**SET PROBLEM 1:**
Answer these questions about the thread, one line each:
(a) According to the thread, what does the sanitize function use to clean up input?
(b) Which module is said not to be dependent on islandora?
(c) Before what event does DonRichards want to clear out as much as possible?
**SET PROBLEM 2:** In the entries, take the part that opens with the line containing "Text: Q. 5: Q. 5 xyxy=(8,16,42,31)" and closes with the line containing "Text: $X(z) = $: $X(z)". Write it out again with "inverse" replaced by "reverse" and everything else left unchanged.

I declare myself not qualified to deal with this (probably the best), i'm probably missing something. Can unblock the pull if someone wants to go this a review @Islandora/7-x-1-x-committers

@bondjimbond
Copy link
Contributor

bondjimbond commented Jul 8, 2019

@DonRichards So is there a way to check for bad characters in the form fields before saving the XML? Or is the islandora_sanitize_input_for_valid_xml() function the best we've got?

Speaking practically, if the choice is between silently rewriting to make the characters valid or allowing bad input to mean we're storing bad XML, I'd rather have it silently rewritten.

In an ideal world, we'd get warned of the bad character -- which field it's in and if possible what the character is or at least its immediate context -- and have the opportunity to correct it before submitting. But if alerting the user and making them fix before submitting is too complex/difficult/impossible, I'd be happy enough with the automatic sanitization. So much else that happens on the web is sanitized automatically anyway; why is this situation any different?

And does the sanitize function return NULL when it isn't valid?

Sanitizing just cleans it up with regex... https://github.com/Islandora/islandora/blob/a46936cf7b5fae9002b34c81f180509ce5af8744/includes/utilities.inc#L878

function islandora_sanitize_input_for_valid_xml($input, $replacement = '') {
  $input = preg_replace('/[^\x9\xA\xD\x20-\x{D7FF}\x{E000}-\x{FFFD}\x{10000}-\x{10FFFF}]/u', $replacement, $input);
  return $input;
}

I tested this pull with an ingest using invalid characters, and ended up with a valid document in which I couldn't see the difference... It's just working.

@DonRichards
Copy link
Member Author

Thanks @bondjimbond

@bondjimbond
Copy link
Contributor

@DiegoPino So my tests return good results... Are you willing to remove your block on this? If so I can do a bit more of a thorough review and probably approve it.

@adam-vessey
Copy link
Contributor

I don't believe the uses of the function here are safe, just sayin': the xml_form_api module is not dependent on islandora, nor is it assured that the file containing it would've been loaded.

In an ideal world, we'd get warned of the bad character -- which field it's in and if possible what the character is [...]

... So... hook into the form definition stuff and where there's an update or create action, add in an #element_validate kind of thing?

@DonRichards
Copy link
Member Author

@DiegoPino just pinging you on this. Would like to clear out as much as we can before the conference next month.

@DonRichards
Copy link
Member Author

@bondjimbond What are your thoughts on this PR? Can/should we move forwards with this? I'm not sure @DiegoPino is involved in Islandora anymore. I haven't heard anything about him or from him in a while, I assume that's why there is no response. Apologies in advance to Diego if I'm wrong.

**LISTED RECORDS:**
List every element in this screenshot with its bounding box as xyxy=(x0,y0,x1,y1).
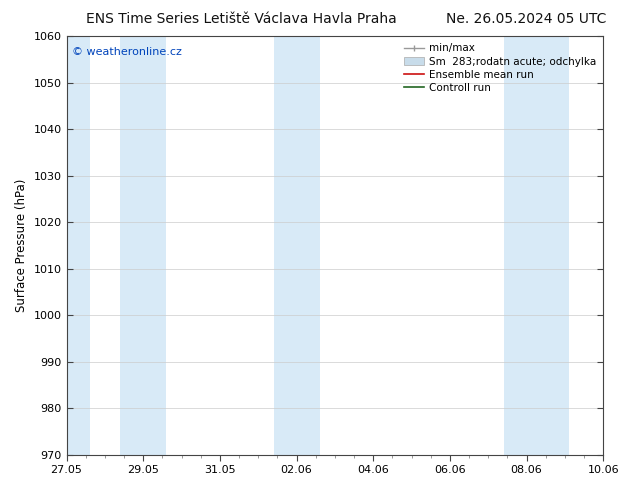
Text: Ne. 26.05.2024 05 UTC: Ne. 26.05.2024 05 UTC xyxy=(446,12,606,26)
Legend: min/max, Sm  283;rodatn acute; odchylka, Ensemble mean run, Controll run: min/max, Sm 283;rodatn acute; odchylka, … xyxy=(401,41,598,95)
Bar xyxy=(503,36,569,455)
Text: © weatheronline.cz: © weatheronline.cz xyxy=(72,47,182,57)
Y-axis label: Surface Pressure (hPa): Surface Pressure (hPa) xyxy=(15,179,28,312)
Text: ENS Time Series Letiště Václava Havla Praha: ENS Time Series Letiště Václava Havla Pr… xyxy=(86,12,396,26)
Bar xyxy=(120,36,166,455)
Bar xyxy=(63,36,89,455)
Bar xyxy=(273,36,320,455)
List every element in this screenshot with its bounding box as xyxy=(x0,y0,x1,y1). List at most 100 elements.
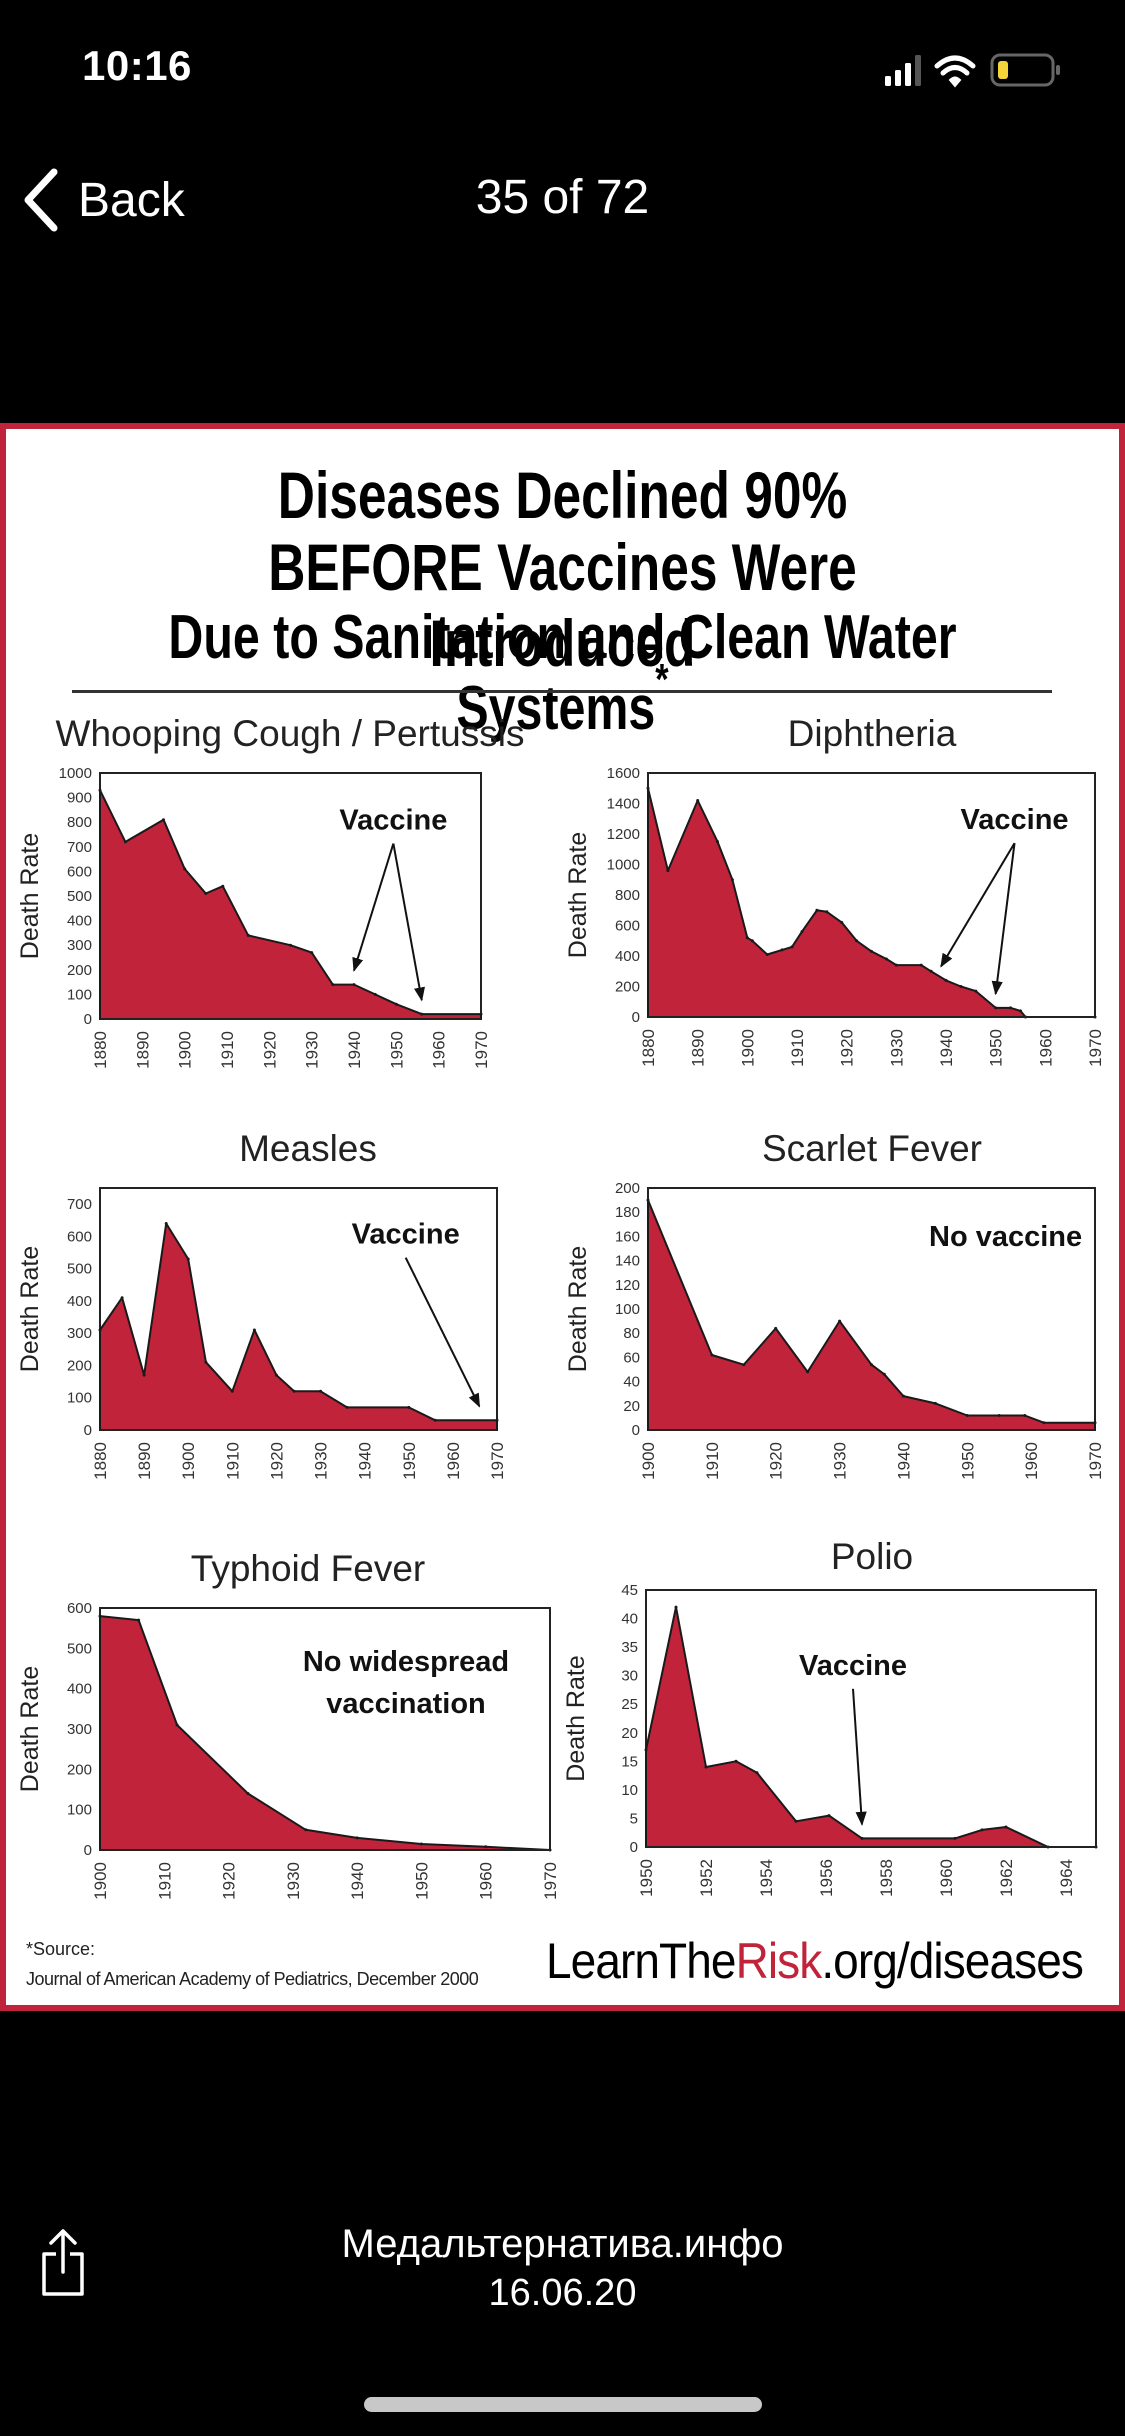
y-tick-label: 600 xyxy=(67,1228,92,1245)
data-point-diphtheria xyxy=(994,1006,998,1010)
x-tick-label: 1960 xyxy=(937,1859,956,1897)
x-tick-label: 1890 xyxy=(135,1442,154,1480)
x-tick-label: 1930 xyxy=(303,1031,322,1069)
y-tick-label: 45 xyxy=(621,1582,638,1599)
x-tick-label: 1958 xyxy=(877,1859,896,1897)
back-label: Back xyxy=(78,173,185,227)
data-point-scarlet-fever xyxy=(774,1326,778,1330)
y-tick-label: 700 xyxy=(67,839,92,856)
data-point-scarlet-fever xyxy=(1042,1421,1046,1425)
y-tick-label: 100 xyxy=(67,986,92,1003)
data-point-measles xyxy=(142,1373,146,1377)
annotation-polio: Vaccine xyxy=(799,1650,907,1682)
data-point-measles xyxy=(274,1373,278,1377)
data-point-diphtheria xyxy=(730,878,734,882)
y-tick-label: 600 xyxy=(67,1600,92,1617)
share-icon[interactable] xyxy=(38,2228,88,2298)
data-point-whooping-cough-pertussis xyxy=(373,992,377,996)
vaccine-arrow xyxy=(352,843,395,972)
data-point-polio xyxy=(704,1765,708,1769)
data-point-whooping-cough-pertussis xyxy=(331,983,335,987)
annotation-typhoid-fever: No widespread xyxy=(303,1646,509,1678)
data-point-measles xyxy=(204,1360,208,1364)
data-point-diphtheria xyxy=(1009,1006,1013,1010)
data-point-whooping-cough-pertussis xyxy=(204,892,208,895)
y-tick-label: 200 xyxy=(67,1357,92,1374)
photo-caption: Медальтернатива.инфо xyxy=(341,2222,784,2266)
poster-image[interactable]: Diseases Declined 90% BEFORE Vaccines We… xyxy=(0,423,1125,2011)
x-tick-label: 1890 xyxy=(133,1031,152,1069)
y-tick-label: 40 xyxy=(623,1374,640,1391)
y-tick-label: 500 xyxy=(67,888,92,905)
brand-url: LearnTheRisk.org/diseases xyxy=(546,1932,1084,1990)
y-tick-label: 0 xyxy=(632,1009,640,1026)
x-tick-label: 1910 xyxy=(223,1442,242,1480)
y-tick-label: 0 xyxy=(84,1011,92,1028)
data-point-measles xyxy=(164,1222,168,1225)
y-tick-label: 15 xyxy=(621,1753,638,1770)
headline-line-3-text: Due to Sanitation and Clean Water System… xyxy=(168,603,957,743)
vaccine-arrow xyxy=(404,1257,481,1408)
data-point-diphtheria xyxy=(815,908,819,912)
data-point-scarlet-fever xyxy=(997,1414,1001,1417)
data-point-diphtheria xyxy=(646,786,650,790)
y-tick-label: 80 xyxy=(623,1325,640,1342)
y-tick-label: 400 xyxy=(67,913,92,930)
data-point-typhoid-fever xyxy=(246,1792,250,1795)
data-point-scarlet-fever xyxy=(710,1353,714,1357)
source-text: Journal of American Academy of Pediatric… xyxy=(26,1969,479,1989)
data-point-polio xyxy=(953,1836,957,1840)
y-tick-label: 180 xyxy=(615,1204,640,1221)
data-point-measles xyxy=(120,1296,124,1300)
x-tick-label: 1960 xyxy=(1036,1029,1055,1067)
x-tick-label: 1900 xyxy=(179,1442,198,1480)
data-point-whooping-cough-pertussis xyxy=(246,933,250,937)
chart-title-whooping-cough-pertussis: Whooping Cough / Pertussis xyxy=(56,713,525,754)
data-point-measles xyxy=(98,1328,102,1332)
y-tick-label: 400 xyxy=(67,1293,92,1310)
y-tick-label: 5 xyxy=(630,1810,638,1827)
data-point-whooping-cough-pertussis xyxy=(420,1012,424,1016)
data-point-scarlet-fever xyxy=(646,1198,650,1202)
battery-low-icon xyxy=(990,53,1060,87)
chart-title-measles: Measles xyxy=(239,1128,377,1169)
annotation-measles: Vaccine xyxy=(352,1219,460,1251)
y-tick-label: 35 xyxy=(621,1639,638,1656)
y-tick-label: 10 xyxy=(621,1782,638,1799)
x-tick-label: 1920 xyxy=(767,1442,786,1480)
y-tick-label: 0 xyxy=(632,1422,640,1439)
y-tick-label: 800 xyxy=(67,814,92,831)
y-tick-label: 500 xyxy=(67,1261,92,1278)
y-tick-label: 700 xyxy=(67,1196,92,1213)
back-button[interactable]: Back xyxy=(20,165,185,235)
data-point-typhoid-fever xyxy=(419,1842,423,1846)
home-indicator[interactable] xyxy=(364,2397,762,2412)
x-tick-label: 1910 xyxy=(788,1029,807,1067)
data-point-diphtheria xyxy=(780,948,784,952)
headline-line-3: Due to Sanitation and Clean Water System… xyxy=(128,602,996,744)
x-tick-label: 1900 xyxy=(91,1862,110,1900)
y-tick-label: 1200 xyxy=(607,826,640,843)
data-point-diphtheria xyxy=(959,985,963,988)
wifi-icon xyxy=(934,55,976,88)
source-label: *Source: xyxy=(26,1939,96,1959)
y-axis-label: Death Rate xyxy=(16,833,44,959)
data-point-whooping-cough-pertussis xyxy=(123,840,127,844)
data-point-whooping-cough-pertussis xyxy=(183,867,187,871)
y-tick-label: 300 xyxy=(67,1325,92,1342)
x-tick-label: 1964 xyxy=(1057,1859,1076,1897)
y-axis-label: Death Rate xyxy=(564,1246,592,1372)
y-tick-label: 200 xyxy=(67,962,92,979)
data-point-diphtheria xyxy=(790,945,794,949)
y-tick-label: 300 xyxy=(67,937,92,954)
x-tick-label: 1970 xyxy=(1086,1442,1105,1480)
y-tick-label: 600 xyxy=(615,918,640,935)
vaccine-arrow xyxy=(991,842,1016,996)
y-tick-label: 600 xyxy=(67,863,92,880)
x-tick-label: 1940 xyxy=(345,1031,364,1069)
data-point-measles xyxy=(186,1257,190,1261)
data-point-scarlet-fever xyxy=(742,1363,746,1367)
x-tick-label: 1960 xyxy=(444,1442,463,1480)
data-point-typhoid-fever xyxy=(355,1836,359,1840)
x-tick-label: 1960 xyxy=(430,1031,449,1069)
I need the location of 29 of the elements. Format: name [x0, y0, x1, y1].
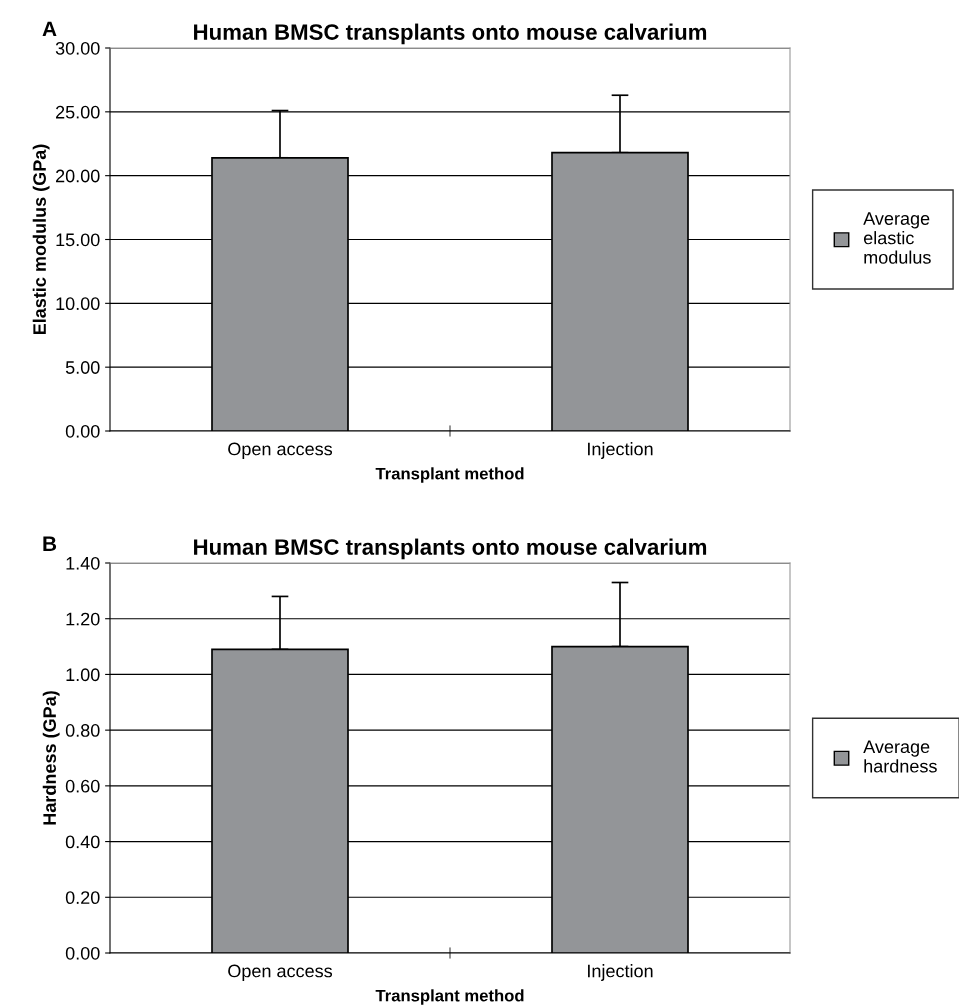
chart-title: Human BMSC transplants onto mouse calvarium: [194, 538, 707, 560]
y-axis-title: Elastic modulus (GPa): [32, 144, 50, 335]
y-tick-label: 20.00: [56, 169, 100, 183]
y-tick-label: 0.60: [65, 779, 100, 793]
y-tick-label: 0.00: [65, 424, 100, 438]
y-tick-label: 0.40: [65, 835, 100, 849]
legend-label: Average elastic modulus: [863, 212, 931, 264]
y-tick-label: 0.80: [65, 724, 100, 737]
y-tick-label: 1.20: [66, 612, 100, 626]
text: A: [42, 21, 57, 37]
x-tick-label: Open access: [228, 964, 333, 981]
x-axis-title: Transplant method: [375, 467, 524, 483]
y-tick-label: 30.00: [55, 41, 100, 55]
chart-title: Human BMSC transplants onto mouse calvarium: [194, 23, 707, 45]
y-tick-label: 0.00: [65, 946, 100, 960]
y-tick-label: 1.00: [66, 668, 100, 682]
x-tick-label: Injection: [588, 442, 653, 459]
x-axis-title: Transplant method: [375, 989, 524, 1005]
y-tick-label: 15.00: [56, 233, 100, 247]
text: B: [43, 536, 57, 551]
legend-label: Average hardness: [863, 740, 937, 773]
y-axis-title: Hardness (GPa): [42, 691, 60, 825]
y-tick-label: 1.40: [66, 556, 100, 570]
y-tick-label: 0.20: [65, 891, 100, 905]
y-tick-label: 10.00: [56, 297, 100, 311]
x-tick-label: Injection: [588, 964, 653, 981]
y-tick-label: 5.00: [65, 361, 100, 374]
y-tick-label: 25.00: [56, 105, 100, 119]
x-tick-label: Open access: [228, 442, 333, 459]
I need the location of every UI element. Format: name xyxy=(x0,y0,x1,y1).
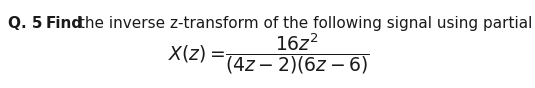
Text: Q. 5: Q. 5 xyxy=(8,16,42,31)
Text: Find: Find xyxy=(46,16,83,31)
Text: the inverse z-transform of the following signal using partial fraction method,: the inverse z-transform of the following… xyxy=(74,16,535,31)
Text: $\dfrac{16z^2}{(4z-2)(6z-6)}$: $\dfrac{16z^2}{(4z-2)(6z-6)}$ xyxy=(225,32,370,76)
Text: $X(z) = $: $X(z) = $ xyxy=(168,43,226,65)
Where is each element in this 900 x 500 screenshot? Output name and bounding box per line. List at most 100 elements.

**FINAL RESULT 1:**
(a) Regex.
(b) The xml_form_api module.
(c) The conference next month.

**FINAL RESULT 2:**
Text: Q. 5: Q. 5 xyxy=(8,16,42,31)
Text: Find: Find xyxy=(46,16,83,31)
Text: the reverse z-transform of the following signal using partial fraction method,: the reverse z-transform of the following… xyxy=(74,16,535,31)
Text: $\dfrac{16z^2}{(4z-2)(6z-6)}$: $\dfrac{16z^2}{(4z-2)(6z-6)}$ xyxy=(225,32,370,76)
Text: $X(z) = $: $X(z) = $ xyxy=(168,43,226,65)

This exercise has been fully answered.